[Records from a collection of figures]
▬▬▬▬▬▬▬▬▬▬
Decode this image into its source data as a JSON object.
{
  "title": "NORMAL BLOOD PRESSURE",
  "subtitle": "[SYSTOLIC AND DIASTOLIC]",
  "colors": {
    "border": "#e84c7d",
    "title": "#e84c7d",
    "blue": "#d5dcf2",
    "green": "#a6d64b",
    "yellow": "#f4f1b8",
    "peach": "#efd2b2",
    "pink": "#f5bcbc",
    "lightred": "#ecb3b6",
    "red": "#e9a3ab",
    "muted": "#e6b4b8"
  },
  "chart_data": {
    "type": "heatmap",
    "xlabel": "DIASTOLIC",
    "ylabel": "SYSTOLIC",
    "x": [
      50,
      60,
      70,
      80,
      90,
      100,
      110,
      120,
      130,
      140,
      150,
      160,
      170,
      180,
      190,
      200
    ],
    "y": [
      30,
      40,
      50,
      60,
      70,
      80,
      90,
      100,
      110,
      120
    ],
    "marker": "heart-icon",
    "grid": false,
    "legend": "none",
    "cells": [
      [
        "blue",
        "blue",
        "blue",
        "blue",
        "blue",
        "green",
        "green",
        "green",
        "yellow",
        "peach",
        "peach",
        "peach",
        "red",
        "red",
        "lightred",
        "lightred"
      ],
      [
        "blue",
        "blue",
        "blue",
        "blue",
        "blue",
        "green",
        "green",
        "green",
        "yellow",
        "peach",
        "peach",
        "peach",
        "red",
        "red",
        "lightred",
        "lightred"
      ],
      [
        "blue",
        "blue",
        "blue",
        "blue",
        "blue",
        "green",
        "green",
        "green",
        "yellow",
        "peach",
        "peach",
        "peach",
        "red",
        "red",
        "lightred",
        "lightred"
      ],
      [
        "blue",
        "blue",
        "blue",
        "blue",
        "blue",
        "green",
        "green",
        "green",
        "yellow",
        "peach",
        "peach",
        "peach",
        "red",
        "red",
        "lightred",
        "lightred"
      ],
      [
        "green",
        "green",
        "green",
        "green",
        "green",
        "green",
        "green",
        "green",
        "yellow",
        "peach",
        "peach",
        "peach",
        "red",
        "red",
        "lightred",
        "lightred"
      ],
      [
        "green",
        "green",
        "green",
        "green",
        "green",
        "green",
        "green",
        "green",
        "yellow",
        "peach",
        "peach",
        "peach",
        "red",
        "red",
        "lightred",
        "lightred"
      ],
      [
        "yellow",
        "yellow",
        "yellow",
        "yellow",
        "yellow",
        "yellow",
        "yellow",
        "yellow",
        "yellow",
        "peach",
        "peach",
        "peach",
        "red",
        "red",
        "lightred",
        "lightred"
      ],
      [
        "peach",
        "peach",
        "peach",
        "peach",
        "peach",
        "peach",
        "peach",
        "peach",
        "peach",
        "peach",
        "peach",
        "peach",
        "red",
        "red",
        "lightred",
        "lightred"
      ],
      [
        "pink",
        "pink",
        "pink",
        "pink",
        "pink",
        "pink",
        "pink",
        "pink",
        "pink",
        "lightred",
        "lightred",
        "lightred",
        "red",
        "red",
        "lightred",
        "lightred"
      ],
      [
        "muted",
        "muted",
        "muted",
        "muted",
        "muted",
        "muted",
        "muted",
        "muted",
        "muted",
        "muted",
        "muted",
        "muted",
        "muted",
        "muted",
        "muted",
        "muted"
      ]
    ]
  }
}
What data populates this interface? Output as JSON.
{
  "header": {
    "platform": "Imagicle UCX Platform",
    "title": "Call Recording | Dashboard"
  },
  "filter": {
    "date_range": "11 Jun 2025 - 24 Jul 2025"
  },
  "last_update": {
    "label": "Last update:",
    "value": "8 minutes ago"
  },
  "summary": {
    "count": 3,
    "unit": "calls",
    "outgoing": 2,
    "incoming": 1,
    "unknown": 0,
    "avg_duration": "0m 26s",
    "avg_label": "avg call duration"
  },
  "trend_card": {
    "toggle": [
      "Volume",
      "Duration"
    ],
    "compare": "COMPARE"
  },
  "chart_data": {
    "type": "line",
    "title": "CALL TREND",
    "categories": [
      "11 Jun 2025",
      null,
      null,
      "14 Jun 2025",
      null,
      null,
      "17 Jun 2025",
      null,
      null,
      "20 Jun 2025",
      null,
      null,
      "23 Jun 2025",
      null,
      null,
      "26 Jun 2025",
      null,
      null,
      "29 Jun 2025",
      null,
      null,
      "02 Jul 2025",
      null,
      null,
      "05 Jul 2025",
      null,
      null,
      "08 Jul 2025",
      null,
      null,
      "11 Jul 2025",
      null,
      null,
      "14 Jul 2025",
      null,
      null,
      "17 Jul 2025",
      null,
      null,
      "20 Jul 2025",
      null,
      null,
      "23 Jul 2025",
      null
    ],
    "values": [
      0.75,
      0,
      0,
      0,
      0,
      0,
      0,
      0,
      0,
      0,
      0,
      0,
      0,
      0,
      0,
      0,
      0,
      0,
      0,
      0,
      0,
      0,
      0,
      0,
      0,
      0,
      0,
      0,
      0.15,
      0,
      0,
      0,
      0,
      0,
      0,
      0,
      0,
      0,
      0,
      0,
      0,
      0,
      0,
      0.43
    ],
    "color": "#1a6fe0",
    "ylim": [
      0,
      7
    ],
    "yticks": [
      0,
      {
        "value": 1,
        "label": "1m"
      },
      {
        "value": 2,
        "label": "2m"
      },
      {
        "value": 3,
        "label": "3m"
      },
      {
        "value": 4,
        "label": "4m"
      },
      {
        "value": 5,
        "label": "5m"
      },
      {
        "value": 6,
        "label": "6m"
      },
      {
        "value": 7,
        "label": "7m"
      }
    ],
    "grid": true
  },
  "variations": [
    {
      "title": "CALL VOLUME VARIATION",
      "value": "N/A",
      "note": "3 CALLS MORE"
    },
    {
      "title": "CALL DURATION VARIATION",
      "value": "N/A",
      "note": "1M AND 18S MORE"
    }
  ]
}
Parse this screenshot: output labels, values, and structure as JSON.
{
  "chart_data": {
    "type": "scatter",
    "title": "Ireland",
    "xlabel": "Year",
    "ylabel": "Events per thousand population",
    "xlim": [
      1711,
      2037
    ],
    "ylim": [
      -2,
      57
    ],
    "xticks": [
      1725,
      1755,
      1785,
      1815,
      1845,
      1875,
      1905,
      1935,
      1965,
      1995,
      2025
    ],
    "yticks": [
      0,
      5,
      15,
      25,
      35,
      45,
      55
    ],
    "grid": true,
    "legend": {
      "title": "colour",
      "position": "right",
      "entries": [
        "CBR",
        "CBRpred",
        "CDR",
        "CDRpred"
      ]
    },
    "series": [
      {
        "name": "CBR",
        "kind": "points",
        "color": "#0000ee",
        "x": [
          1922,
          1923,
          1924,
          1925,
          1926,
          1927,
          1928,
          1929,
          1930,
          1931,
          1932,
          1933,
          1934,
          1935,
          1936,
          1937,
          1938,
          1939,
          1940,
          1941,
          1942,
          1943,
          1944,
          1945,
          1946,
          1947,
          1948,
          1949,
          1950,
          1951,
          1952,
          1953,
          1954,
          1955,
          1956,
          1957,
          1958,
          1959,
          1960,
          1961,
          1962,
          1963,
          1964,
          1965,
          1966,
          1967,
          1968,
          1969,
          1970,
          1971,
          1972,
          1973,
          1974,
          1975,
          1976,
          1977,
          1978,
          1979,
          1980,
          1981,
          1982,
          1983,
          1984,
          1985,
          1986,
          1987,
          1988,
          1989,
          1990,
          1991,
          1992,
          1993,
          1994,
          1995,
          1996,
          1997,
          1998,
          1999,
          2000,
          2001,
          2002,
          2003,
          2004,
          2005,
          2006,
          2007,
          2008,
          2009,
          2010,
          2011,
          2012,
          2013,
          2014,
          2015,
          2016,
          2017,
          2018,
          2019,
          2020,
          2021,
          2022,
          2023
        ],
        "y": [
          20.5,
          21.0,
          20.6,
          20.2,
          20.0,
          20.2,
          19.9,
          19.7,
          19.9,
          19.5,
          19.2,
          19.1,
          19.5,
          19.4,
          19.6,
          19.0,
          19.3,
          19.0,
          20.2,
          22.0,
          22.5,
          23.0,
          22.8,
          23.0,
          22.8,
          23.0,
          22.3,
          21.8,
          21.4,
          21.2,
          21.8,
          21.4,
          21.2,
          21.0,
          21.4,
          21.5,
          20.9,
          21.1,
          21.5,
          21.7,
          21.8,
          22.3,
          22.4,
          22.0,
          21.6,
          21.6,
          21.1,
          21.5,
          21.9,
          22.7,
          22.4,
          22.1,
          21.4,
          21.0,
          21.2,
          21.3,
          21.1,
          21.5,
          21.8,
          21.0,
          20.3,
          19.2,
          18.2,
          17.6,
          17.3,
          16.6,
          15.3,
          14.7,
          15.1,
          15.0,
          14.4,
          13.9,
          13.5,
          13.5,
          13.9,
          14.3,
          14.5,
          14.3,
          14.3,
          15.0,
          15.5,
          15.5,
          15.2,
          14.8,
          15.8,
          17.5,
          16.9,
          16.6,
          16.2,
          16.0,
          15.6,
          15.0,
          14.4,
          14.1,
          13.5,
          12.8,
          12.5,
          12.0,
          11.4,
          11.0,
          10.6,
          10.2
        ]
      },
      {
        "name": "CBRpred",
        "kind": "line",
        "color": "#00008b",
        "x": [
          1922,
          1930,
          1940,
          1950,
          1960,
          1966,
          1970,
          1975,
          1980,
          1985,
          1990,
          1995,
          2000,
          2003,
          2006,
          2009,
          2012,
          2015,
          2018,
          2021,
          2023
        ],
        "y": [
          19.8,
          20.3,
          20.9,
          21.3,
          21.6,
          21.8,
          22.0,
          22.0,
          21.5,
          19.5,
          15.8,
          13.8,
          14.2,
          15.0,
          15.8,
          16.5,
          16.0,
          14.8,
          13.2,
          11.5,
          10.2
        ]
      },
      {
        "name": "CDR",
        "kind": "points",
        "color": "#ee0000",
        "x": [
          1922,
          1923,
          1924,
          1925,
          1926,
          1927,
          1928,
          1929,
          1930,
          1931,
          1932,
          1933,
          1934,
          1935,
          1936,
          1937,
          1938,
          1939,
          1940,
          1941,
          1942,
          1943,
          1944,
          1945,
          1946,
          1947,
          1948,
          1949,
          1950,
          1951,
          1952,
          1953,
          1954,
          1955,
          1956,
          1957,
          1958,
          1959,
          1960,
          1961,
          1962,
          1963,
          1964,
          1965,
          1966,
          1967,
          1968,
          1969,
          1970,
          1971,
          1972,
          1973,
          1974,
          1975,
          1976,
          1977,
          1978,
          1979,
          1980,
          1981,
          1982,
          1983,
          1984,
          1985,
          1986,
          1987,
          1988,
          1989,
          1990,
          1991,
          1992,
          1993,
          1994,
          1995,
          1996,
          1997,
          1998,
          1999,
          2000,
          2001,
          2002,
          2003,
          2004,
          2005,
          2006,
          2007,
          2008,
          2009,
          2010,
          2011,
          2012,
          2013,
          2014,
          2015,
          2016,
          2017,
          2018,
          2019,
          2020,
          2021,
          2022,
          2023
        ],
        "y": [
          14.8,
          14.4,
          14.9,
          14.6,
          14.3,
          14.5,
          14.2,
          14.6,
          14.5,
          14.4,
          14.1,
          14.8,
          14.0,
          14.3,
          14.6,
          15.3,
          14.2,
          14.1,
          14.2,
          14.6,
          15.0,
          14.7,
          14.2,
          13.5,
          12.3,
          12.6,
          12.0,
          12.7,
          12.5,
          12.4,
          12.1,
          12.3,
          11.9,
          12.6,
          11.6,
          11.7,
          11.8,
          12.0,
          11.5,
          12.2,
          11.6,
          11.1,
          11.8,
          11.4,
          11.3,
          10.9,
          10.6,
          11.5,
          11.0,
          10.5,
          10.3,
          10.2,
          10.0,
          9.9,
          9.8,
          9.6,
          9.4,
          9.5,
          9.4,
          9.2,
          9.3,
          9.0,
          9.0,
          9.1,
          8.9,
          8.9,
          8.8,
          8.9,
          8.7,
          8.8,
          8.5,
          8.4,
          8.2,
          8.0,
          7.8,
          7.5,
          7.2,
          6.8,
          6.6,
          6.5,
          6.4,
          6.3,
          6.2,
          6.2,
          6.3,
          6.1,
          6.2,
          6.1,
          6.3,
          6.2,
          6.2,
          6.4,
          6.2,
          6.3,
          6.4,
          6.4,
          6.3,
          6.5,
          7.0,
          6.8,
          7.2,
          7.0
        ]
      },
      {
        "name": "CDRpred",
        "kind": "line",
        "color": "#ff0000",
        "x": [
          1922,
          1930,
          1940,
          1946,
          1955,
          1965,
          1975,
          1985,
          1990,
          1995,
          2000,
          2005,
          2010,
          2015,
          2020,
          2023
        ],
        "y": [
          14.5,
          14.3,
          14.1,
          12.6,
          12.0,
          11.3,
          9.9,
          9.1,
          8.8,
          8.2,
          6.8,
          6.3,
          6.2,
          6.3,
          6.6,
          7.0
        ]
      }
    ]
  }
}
▬▬▬▬▬▬▬▬▬▬
*Task to complete*. Select the lines from the entries that include the word "DIASTOLIC".

*Exercise output*.
  "subtitle": "[SYSTOLIC AND DIASTOLIC]",
    "xlabel": "DIASTOLIC",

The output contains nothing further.